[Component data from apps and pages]
· · · · · · ·

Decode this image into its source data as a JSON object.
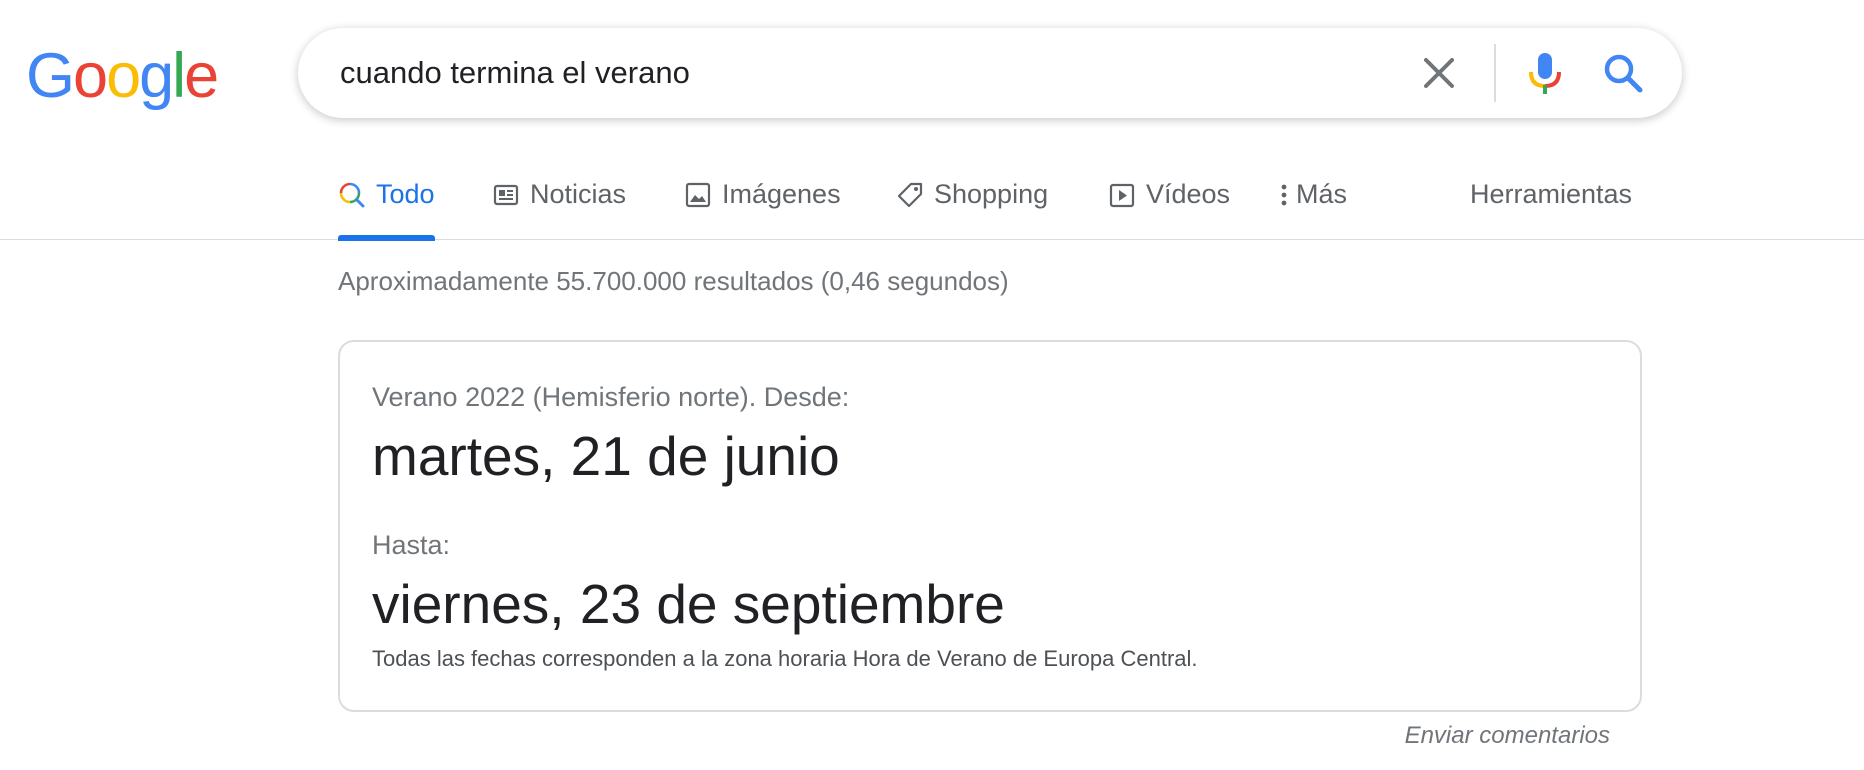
{
  "logo": {
    "letters": [
      {
        "char": "G",
        "color": "#4285F4"
      },
      {
        "char": "o",
        "color": "#EA4335"
      },
      {
        "char": "o",
        "color": "#FBBC05"
      },
      {
        "char": "g",
        "color": "#4285F4"
      },
      {
        "char": "l",
        "color": "#34A853"
      },
      {
        "char": "e",
        "color": "#EA4335"
      }
    ]
  },
  "search": {
    "query": "cuando termina el verano",
    "icons": {
      "clear": "close-icon",
      "voice": "microphone-icon",
      "submit": "search-icon"
    }
  },
  "tabs": [
    {
      "label": "Todo",
      "icon": "search-icon",
      "active": true
    },
    {
      "label": "Noticias",
      "icon": "newspaper-icon",
      "active": false
    },
    {
      "label": "Imágenes",
      "icon": "image-icon",
      "active": false
    },
    {
      "label": "Shopping",
      "icon": "tag-icon",
      "active": false
    },
    {
      "label": "Vídeos",
      "icon": "play-icon",
      "active": false
    },
    {
      "label": "Más",
      "icon": "more-vert-icon",
      "active": false
    }
  ],
  "tools_label": "Herramientas",
  "result_stats": "Aproximadamente 55.700.000 resultados (0,46 segundos)",
  "answer_card": {
    "from_label": "Verano 2022 (Hemisferio norte). Desde:",
    "from_date": "martes, 21 de junio",
    "to_label": "Hasta:",
    "to_date": "viernes, 23 de septiembre",
    "timezone_note": "Todas las fechas corresponden a la zona horaria Hora de Verano de Europa Central."
  },
  "feedback_label": "Enviar comentarios",
  "colors": {
    "accent": "#1a73e8",
    "text_primary": "#202124",
    "text_secondary": "#70757a",
    "border": "#dadce0"
  }
}
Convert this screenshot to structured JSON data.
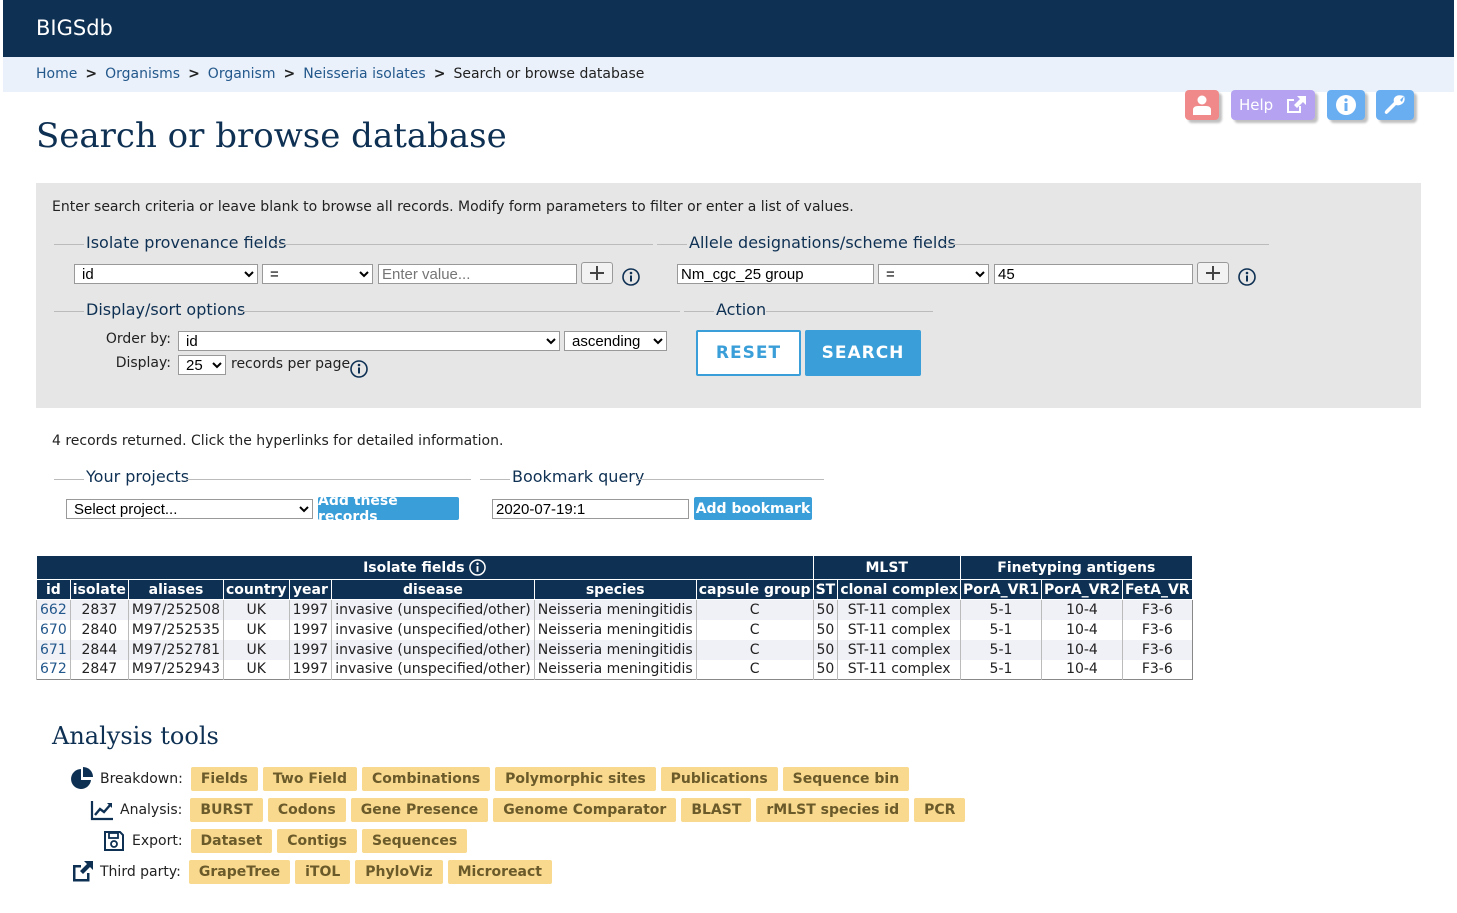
{
  "header": {
    "brand": "BIGSdb"
  },
  "breadcrumb": {
    "items": [
      "Home",
      "Organisms",
      "Organism",
      "Neisseria isolates"
    ],
    "current": "Search or browse database"
  },
  "utility": {
    "help_label": "Help"
  },
  "page_title": "Search or browse database",
  "search_panel": {
    "intro": "Enter search criteria or leave blank to browse all records. Modify form parameters to filter or enter a list of values.",
    "provenance": {
      "legend": "Isolate provenance fields",
      "field": "id",
      "operator": "=",
      "value_placeholder": "Enter value..."
    },
    "allele": {
      "legend": "Allele designations/scheme fields",
      "field": "Nm_cgc_25 group",
      "operator": "=",
      "value": "45"
    },
    "display": {
      "legend": "Display/sort options",
      "order_by_label": "Order by:",
      "order_by": "id",
      "direction": "ascending",
      "display_label": "Display:",
      "per_page": "25",
      "per_page_suffix": "records per page"
    },
    "action": {
      "legend": "Action",
      "reset": "RESET",
      "search": "SEARCH"
    }
  },
  "results_summary": "4 records returned. Click the hyperlinks for detailed information.",
  "projects": {
    "legend": "Your projects",
    "select": "Select project...",
    "button": "Add these records"
  },
  "bookmark": {
    "legend": "Bookmark query",
    "value": "2020-07-19:1",
    "button": "Add bookmark"
  },
  "table": {
    "groups": [
      "Isolate fields",
      "MLST",
      "Finetyping antigens"
    ],
    "columns": [
      "id",
      "isolate",
      "aliases",
      "country",
      "year",
      "disease",
      "species",
      "capsule group",
      "ST",
      "clonal complex",
      "PorA_VR1",
      "PorA_VR2",
      "FetA_VR"
    ],
    "rows": [
      [
        "662",
        "2837",
        "M97/252508",
        "UK",
        "1997",
        "invasive (unspecified/other)",
        "Neisseria meningitidis",
        "C",
        "50",
        "ST-11 complex",
        "5-1",
        "10-4",
        "F3-6"
      ],
      [
        "670",
        "2840",
        "M97/252535",
        "UK",
        "1997",
        "invasive (unspecified/other)",
        "Neisseria meningitidis",
        "C",
        "50",
        "ST-11 complex",
        "5-1",
        "10-4",
        "F3-6"
      ],
      [
        "671",
        "2844",
        "M97/252781",
        "UK",
        "1997",
        "invasive (unspecified/other)",
        "Neisseria meningitidis",
        "C",
        "50",
        "ST-11 complex",
        "5-1",
        "10-4",
        "F3-6"
      ],
      [
        "672",
        "2847",
        "M97/252943",
        "UK",
        "1997",
        "invasive (unspecified/other)",
        "Neisseria meningitidis",
        "C",
        "50",
        "ST-11 complex",
        "5-1",
        "10-4",
        "F3-6"
      ]
    ]
  },
  "analysis_tools": {
    "title": "Analysis tools",
    "rows": [
      {
        "label": "Breakdown:",
        "icon": "pie-chart-icon",
        "tools": [
          "Fields",
          "Two Field",
          "Combinations",
          "Polymorphic sites",
          "Publications",
          "Sequence bin"
        ]
      },
      {
        "label": "Analysis:",
        "icon": "line-chart-icon",
        "tools": [
          "BURST",
          "Codons",
          "Gene Presence",
          "Genome Comparator",
          "BLAST",
          "rMLST species id",
          "PCR"
        ]
      },
      {
        "label": "Export:",
        "icon": "save-icon",
        "tools": [
          "Dataset",
          "Contigs",
          "Sequences"
        ]
      },
      {
        "label": "Third party:",
        "icon": "external-link-icon",
        "tools": [
          "GrapeTree",
          "iTOL",
          "PhyloViz",
          "Microreact"
        ]
      }
    ]
  },
  "colors": {
    "navy": "#0e3053",
    "accent": "#3a9ed8",
    "chip": "#f8d98e",
    "link": "#23588c"
  }
}
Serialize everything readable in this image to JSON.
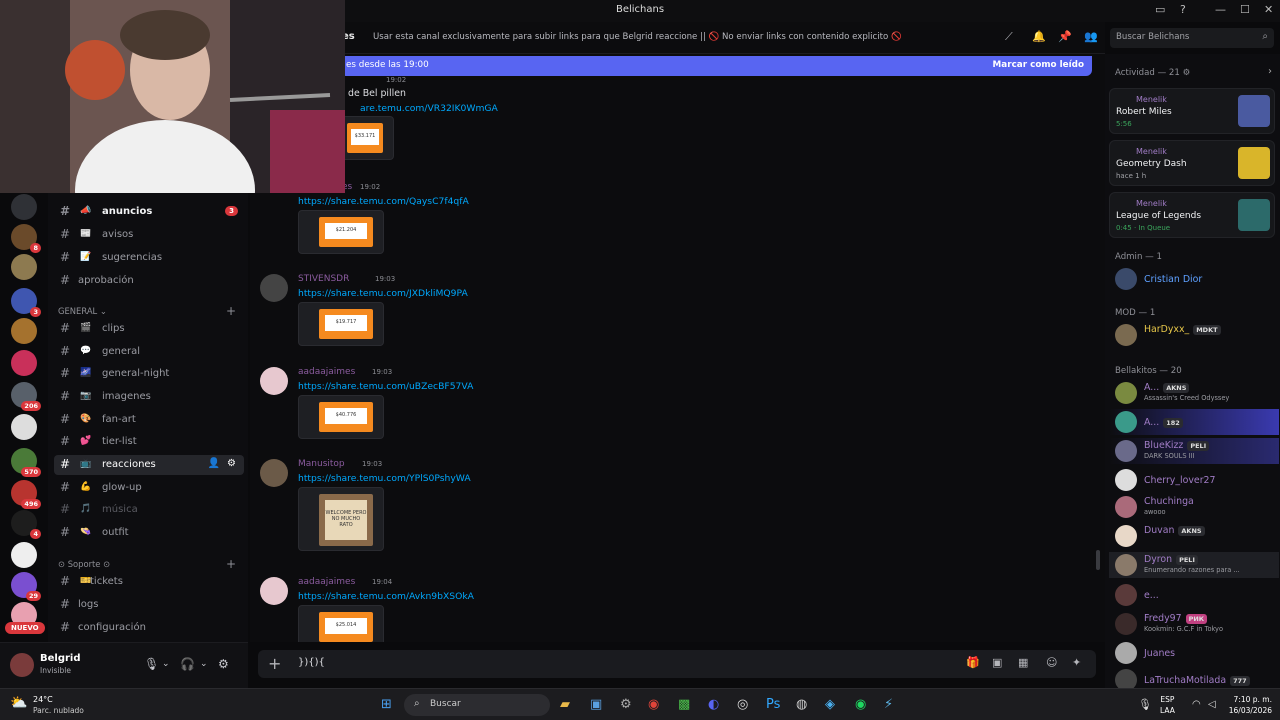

· · · · · · ·

Return the lines above exactly; the images are not part of the copy.

Decode this image into its source data as a JSON object.
{
  "logo": {
    "letters": [
      {
        "char": "G",
        "color": "#4285F4"
      },
      {
        "char": "o",
        "color": "#EA4335"
      },
      {
        "char": "o",
        "color": "#FBBC05"
      },
      {
        "char": "g",
        "color": "#4285F4"
      },
      {
        "char": "l",
        "color": "#34A853"
      },
      {
        "char": "e",
        "color": "#EA4335"
      }
    ]
  },
  "search": {
    "query": "cuando termina el verano",
    "icons": {
      "clear": "close-icon",
      "voice": "microphone-icon",
      "submit": "search-icon"
    }
  },
  "tabs": [
    {
      "label": "Todo",
      "icon": "search-icon",
      "active": true
    },
    {
      "label": "Noticias",
      "icon": "newspaper-icon",
      "active": false
    },
    {
      "label": "Imágenes",
      "icon": "image-icon",
      "active": false
    },
    {
      "label": "Shopping",
      "icon": "tag-icon",
      "active": false
    },
    {
      "label": "Vídeos",
      "icon": "play-icon",
      "active": false
    },
    {
      "label": "Más",
      "icon": "more-vert-icon",
      "active": false
    }
  ],
  "tools_label": "Herramientas",
  "result_stats": "Aproximadamente 55.700.000 resultados (0,46 segundos)",
  "answer_card": {
    "from_label": "Verano 2022 (Hemisferio norte). Desde:",
    "from_date": "martes, 21 de junio",
    "to_label": "Hasta:",
    "to_date": "viernes, 23 de septiembre",
    "timezone_note": "Todas las fechas corresponden a la zona horaria Hora de Verano de Europa Central."
  },
  "feedback_label": "Enviar comentarios",
  "colors": {
    "accent": "#1a73e8",
    "text_primary": "#202124",
    "text_secondary": "#70757a",
    "border": "#dadce0"
  }
}
Convert this screenshot to structured JSON data.
{
  "header": {
    "brand": "BIGSdb"
  },
  "breadcrumb": {
    "items": [
      "Home",
      "Organisms",
      "Organism",
      "Neisseria isolates"
    ],
    "current": "Search or browse database"
  },
  "utility": {
    "help_label": "Help"
  },
  "page_title": "Search or browse database",
  "search_panel": {
    "intro": "Enter search criteria or leave blank to browse all records. Modify form parameters to filter or enter a list of values.",
    "provenance": {
      "legend": "Isolate provenance fields",
      "field": "id",
      "operator": "=",
      "value_placeholder": "Enter value..."
    },
    "allele": {
      "legend": "Allele designations/scheme fields",
      "field": "Nm_cgc_25 group",
      "operator": "=",
      "value": "45"
    },
    "display": {
      "legend": "Display/sort options",
      "order_by_label": "Order by:",
      "order_by": "id",
      "direction": "ascending",
      "display_label": "Display:",
      "per_page": "25",
      "per_page_suffix": "records per page"
    },
    "action": {
      "legend": "Action",
      "reset": "RESET",
      "search": "SEARCH"
    }
  },
  "results_summary": "4 records returned. Click the hyperlinks for detailed information.",
  "projects": {
    "legend": "Your projects",
    "select": "Select project...",
    "button": "Add these records"
  },
  "bookmark": {
    "legend": "Bookmark query",
    "value": "2020-07-19:1",
    "button": "Add bookmark"
  },
  "table": {
    "groups": [
      "Isolate fields",
      "MLST",
      "Finetyping antigens"
    ],
    "columns": [
      "id",
      "isolate",
      "aliases",
      "country",
      "year",
      "disease",
      "species",
      "capsule group",
      "ST",
      "clonal complex",
      "PorA_VR1",
      "PorA_VR2",
      "FetA_VR"
    ],
    "rows": [
      [
        "662",
        "2837",
        "M97/252508",
        "UK",
        "1997",
        "invasive (unspecified/other)",
        "Neisseria meningitidis",
        "C",
        "50",
        "ST-11 complex",
        "5-1",
        "10-4",
        "F3-6"
      ],
      [
        "670",
        "2840",
        "M97/252535",
        "UK",
        "1997",
        "invasive (unspecified/other)",
        "Neisseria meningitidis",
        "C",
        "50",
        "ST-11 complex",
        "5-1",
        "10-4",
        "F3-6"
      ],
      [
        "671",
        "2844",
        "M97/252781",
        "UK",
        "1997",
        "invasive (unspecified/other)",
        "Neisseria meningitidis",
        "C",
        "50",
        "ST-11 complex",
        "5-1",
        "10-4",
        "F3-6"
      ],
      [
        "672",
        "2847",
        "M97/252943",
        "UK",
        "1997",
        "invasive (unspecified/other)",
        "Neisseria meningitidis",
        "C",
        "50",
        "ST-11 complex",
        "5-1",
        "10-4",
        "F3-6"
      ]
    ]
  },
  "analysis_tools": {
    "title": "Analysis tools",
    "rows": [
      {
        "label": "Breakdown:",
        "icon": "pie-chart-icon",
        "tools": [
          "Fields",
          "Two Field",
          "Combinations",
          "Polymorphic sites",
          "Publications",
          "Sequence bin"
        ]
      },
      {
        "label": "Analysis:",
        "icon": "line-chart-icon",
        "tools": [
          "BURST",
          "Codons",
          "Gene Presence",
          "Genome Comparator",
          "BLAST",
          "rMLST species id",
          "PCR"
        ]
      },
      {
        "label": "Export:",
        "icon": "save-icon",
        "tools": [
          "Dataset",
          "Contigs",
          "Sequences"
        ]
      },
      {
        "label": "Third party:",
        "icon": "external-link-icon",
        "tools": [
          "GrapeTree",
          "iTOL",
          "PhyloViz",
          "Microreact"
        ]
      }
    ]
  },
  "colors": {
    "navy": "#0e3053",
    "accent": "#3a9ed8",
    "chip": "#f8d98e",
    "link": "#23588c"
  }
}
Serialize everything readable in this image to JSON.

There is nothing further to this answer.